## YOUR TASK
Please output every line of the material as it stands, without the pictures.

## DATA FOR THE TASK

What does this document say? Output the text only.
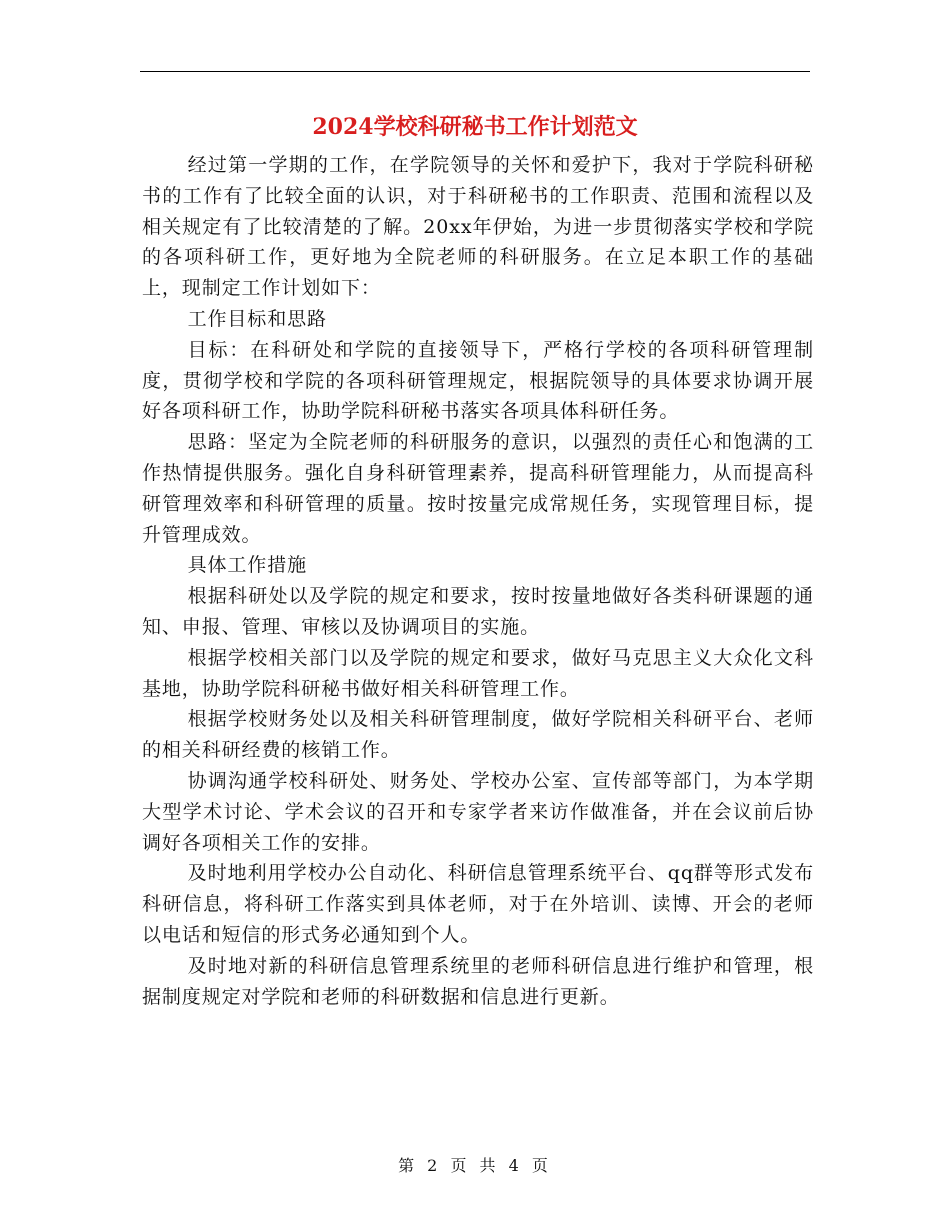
2024学校科研秘书工作计划范文

经过第一学期的工作，在学院领导的关怀和爱护下，我对于学院科研秘书的工作有了比较全面的认识，对于科研秘书的工作职责、范围和流程以及相关规定有了比较清楚的了解。20xx年伊始，为进一步贯彻落实学校和学院的各项科研工作，更好地为全院老师的科研服务。在立足本职工作的基础上，现制定工作计划如下：

工作目标和思路

目标：在科研处和学院的直接领导下，严格行学校的各项科研管理制度，贯彻学校和学院的各项科研管理规定，根据院领导的具体要求协调开展好各项科研工作，协助学院科研秘书落实各项具体科研任务。

思路：坚定为全院老师的科研服务的意识，以强烈的责任心和饱满的工作热情提供服务。强化自身科研管理素养，提高科研管理能力，从而提高科研管理效率和科研管理的质量。按时按量完成常规任务，实现管理目标，提升管理成效。

具体工作措施

根据科研处以及学院的规定和要求，按时按量地做好各类科研课题的通知、申报、管理、审核以及协调项目的实施。

根据学校相关部门以及学院的规定和要求，做好马克思主义大众化文科基地，协助学院科研秘书做好相关科研管理工作。

根据学校财务处以及相关科研管理制度，做好学院相关科研平台、老师的相关科研经费的核销工作。

协调沟通学校科研处、财务处、学校办公室、宣传部等部门，为本学期大型学术讨论、学术会议的召开和专家学者来访作做准备，并在会议前后协调好各项相关工作的安排。

及时地利用学校办公自动化、科研信息管理系统平台、qq群等形式发布科研信息，将科研工作落实到具体老师，对于在外培训、读博、开会的老师以电话和短信的形式务必通知到个人。

及时地对新的科研信息管理系统里的老师科研信息进行维护和管理，根据制度规定对学院和老师的科研数据和信息进行更新。

第 2 页 共 4 页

## ANSWER TO THE EXERCISE
What does this document say? Output the text only.
2024学校科研秘书工作计划范文

经过第一学期的工作，在学院领导的关怀和爱护下，我对于学院科研秘书的工作有了比较全面的认识，对于科研秘书的工作职责、范围和流程以及相关规定有了比较清楚的了解。20xx年伊始，为进一步贯彻落实学校和学院的各项科研工作，更好地为全院老师的科研服务。在立足本职工作的基础上，现制定工作计划如下：

工作目标和思路

目标：在科研处和学院的直接领导下，严格行学校的各项科研管理制度，贯彻学校和学院的各项科研管理规定，根据院领导的具体要求协调开展好各项科研工作，协助学院科研秘书落实各项具体科研任务。

思路：坚定为全院老师的科研服务的意识，以强烈的责任心和饱满的工作热情提供服务。强化自身科研管理素养，提高科研管理能力，从而提高科研管理效率和科研管理的质量。按时按量完成常规任务，实现管理目标，提升管理成效。

具体工作措施

根据科研处以及学院的规定和要求，按时按量地做好各类科研课题的通知、申报、管理、审核以及协调项目的实施。

根据学校相关部门以及学院的规定和要求，做好马克思主义大众化文科基地，协助学院科研秘书做好相关科研管理工作。

根据学校财务处以及相关科研管理制度，做好学院相关科研平台、老师的相关科研经费的核销工作。

协调沟通学校科研处、财务处、学校办公室、宣传部等部门，为本学期大型学术讨论、学术会议的召开和专家学者来访作做准备，并在会议前后协调好各项相关工作的安排。

及时地利用学校办公自动化、科研信息管理系统平台、qq群等形式发布科研信息，将科研工作落实到具体老师，对于在外培训、读博、开会的老师以电话和短信的形式务必通知到个人。

及时地对新的科研信息管理系统里的老师科研信息进行维护和管理，根据制度规定对学院和老师的科研数据和信息进行更新。

第 2 页 共 4 页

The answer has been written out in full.